## Task prompt
Copy the lines that follow, keeping every character the same.

## Extracted records
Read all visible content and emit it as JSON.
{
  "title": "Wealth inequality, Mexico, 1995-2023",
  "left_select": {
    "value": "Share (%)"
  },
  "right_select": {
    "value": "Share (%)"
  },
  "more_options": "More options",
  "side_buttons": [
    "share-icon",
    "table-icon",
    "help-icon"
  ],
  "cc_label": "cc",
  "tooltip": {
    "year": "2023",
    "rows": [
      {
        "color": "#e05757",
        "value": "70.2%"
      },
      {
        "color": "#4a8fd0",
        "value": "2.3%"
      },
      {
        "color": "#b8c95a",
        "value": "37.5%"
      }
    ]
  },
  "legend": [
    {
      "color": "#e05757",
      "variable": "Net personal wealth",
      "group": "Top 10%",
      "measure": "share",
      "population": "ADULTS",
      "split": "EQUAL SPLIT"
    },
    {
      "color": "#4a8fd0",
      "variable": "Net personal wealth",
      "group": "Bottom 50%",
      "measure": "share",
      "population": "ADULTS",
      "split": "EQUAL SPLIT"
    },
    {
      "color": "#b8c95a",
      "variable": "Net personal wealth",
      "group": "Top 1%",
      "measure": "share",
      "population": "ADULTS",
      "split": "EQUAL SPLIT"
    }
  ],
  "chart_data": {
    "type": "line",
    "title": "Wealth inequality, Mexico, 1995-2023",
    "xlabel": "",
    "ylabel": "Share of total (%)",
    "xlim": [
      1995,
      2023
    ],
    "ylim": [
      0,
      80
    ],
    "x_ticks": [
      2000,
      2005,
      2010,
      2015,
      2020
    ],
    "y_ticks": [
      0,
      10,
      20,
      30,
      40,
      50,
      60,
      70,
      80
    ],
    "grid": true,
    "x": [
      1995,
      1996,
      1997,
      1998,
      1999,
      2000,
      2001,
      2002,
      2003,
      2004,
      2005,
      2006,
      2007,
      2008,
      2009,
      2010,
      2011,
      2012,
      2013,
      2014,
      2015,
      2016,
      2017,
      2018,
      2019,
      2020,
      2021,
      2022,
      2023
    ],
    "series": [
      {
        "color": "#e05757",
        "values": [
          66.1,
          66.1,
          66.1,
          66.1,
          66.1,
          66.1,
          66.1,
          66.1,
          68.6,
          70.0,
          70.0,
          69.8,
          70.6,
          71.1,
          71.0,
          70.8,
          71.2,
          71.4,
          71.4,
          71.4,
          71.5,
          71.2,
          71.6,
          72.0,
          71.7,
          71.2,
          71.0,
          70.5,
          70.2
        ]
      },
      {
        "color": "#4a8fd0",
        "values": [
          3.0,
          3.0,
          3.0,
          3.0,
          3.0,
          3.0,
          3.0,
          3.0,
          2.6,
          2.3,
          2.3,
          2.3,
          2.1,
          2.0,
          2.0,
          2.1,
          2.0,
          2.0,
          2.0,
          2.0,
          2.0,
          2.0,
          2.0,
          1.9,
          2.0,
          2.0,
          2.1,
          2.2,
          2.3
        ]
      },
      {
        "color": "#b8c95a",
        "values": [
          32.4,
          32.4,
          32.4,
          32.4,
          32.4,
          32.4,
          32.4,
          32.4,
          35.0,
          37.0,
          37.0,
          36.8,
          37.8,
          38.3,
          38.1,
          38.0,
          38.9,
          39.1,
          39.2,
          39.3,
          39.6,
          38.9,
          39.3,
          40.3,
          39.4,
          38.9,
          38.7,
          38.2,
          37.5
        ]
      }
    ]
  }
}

## Exercise response
Read all visible content and emit it as JSON.
{
  "title": "Wealth inequality, Mexico, 1995-2023",
  "left_select": {
    "value": "Share (%)"
  },
  "right_select": {
    "value": "Share (%)"
  },
  "more_options": "More options",
  "side_buttons": [
    "share-icon",
    "table-icon",
    "help-icon"
  ],
  "cc_label": "cc",
  "tooltip": {
    "year": "2023",
    "rows": [
      {
        "color": "#e05757",
        "value": "70.2%"
      },
      {
        "color": "#4a8fd0",
        "value": "2.3%"
      },
      {
        "color": "#b8c95a",
        "value": "37.5%"
      }
    ]
  },
  "legend": [
    {
      "color": "#e05757",
      "variable": "Net personal wealth",
      "group": "Top 10%",
      "measure": "share",
      "population": "ADULTS",
      "split": "EQUAL SPLIT"
    },
    {
      "color": "#4a8fd0",
      "variable": "Net personal wealth",
      "group": "Bottom 50%",
      "measure": "share",
      "population": "ADULTS",
      "split": "EQUAL SPLIT"
    },
    {
      "color": "#b8c95a",
      "variable": "Net personal wealth",
      "group": "Top 1%",
      "measure": "share",
      "population": "ADULTS",
      "split": "EQUAL SPLIT"
    }
  ],
  "chart_data": {
    "type": "line",
    "title": "Wealth inequality, Mexico, 1995-2023",
    "xlabel": "",
    "ylabel": "Share of total (%)",
    "xlim": [
      1995,
      2023
    ],
    "ylim": [
      0,
      80
    ],
    "x_ticks": [
      2000,
      2005,
      2010,
      2015,
      2020
    ],
    "y_ticks": [
      0,
      10,
      20,
      30,
      40,
      50,
      60,
      70,
      80
    ],
    "grid": true,
    "x": [
      1995,
      1996,
      1997,
      1998,
      1999,
      2000,
      2001,
      2002,
      2003,
      2004,
      2005,
      2006,
      2007,
      2008,
      2009,
      2010,
      2011,
      2012,
      2013,
      2014,
      2015,
      2016,
      2017,
      2018,
      2019,
      2020,
      2021,
      2022,
      2023
    ],
    "series": [
      {
        "color": "#e05757",
        "values": [
          66.1,
          66.1,
          66.1,
          66.1,
          66.1,
          66.1,
          66.1,
          66.1,
          68.6,
          70.0,
          70.0,
          69.8,
          70.6,
          71.1,
          71.0,
          70.8,
          71.2,
          71.4,
          71.4,
          71.4,
          71.5,
          71.2,
          71.6,
          72.0,
          71.7,
          71.2,
          71.0,
          70.5,
          70.2
        ]
      },
      {
        "color": "#4a8fd0",
        "values": [
          3.0,
          3.0,
          3.0,
          3.0,
          3.0,
          3.0,
          3.0,
          3.0,
          2.6,
          2.3,
          2.3,
          2.3,
          2.1,
          2.0,
          2.0,
          2.1,
          2.0,
          2.0,
          2.0,
          2.0,
          2.0,
          2.0,
          2.0,
          1.9,
          2.0,
          2.0,
          2.1,
          2.2,
          2.3
        ]
      },
      {
        "color": "#b8c95a",
        "values": [
          32.4,
          32.4,
          32.4,
          32.4,
          32.4,
          32.4,
          32.4,
          32.4,
          35.0,
          37.0,
          37.0,
          36.8,
          37.8,
          38.3,
          38.1,
          38.0,
          38.9,
          39.1,
          39.2,
          39.3,
          39.6,
          38.9,
          39.3,
          40.3,
          39.4,
          38.9,
          38.7,
          38.2,
          37.5
        ]
      }
    ]
  }
}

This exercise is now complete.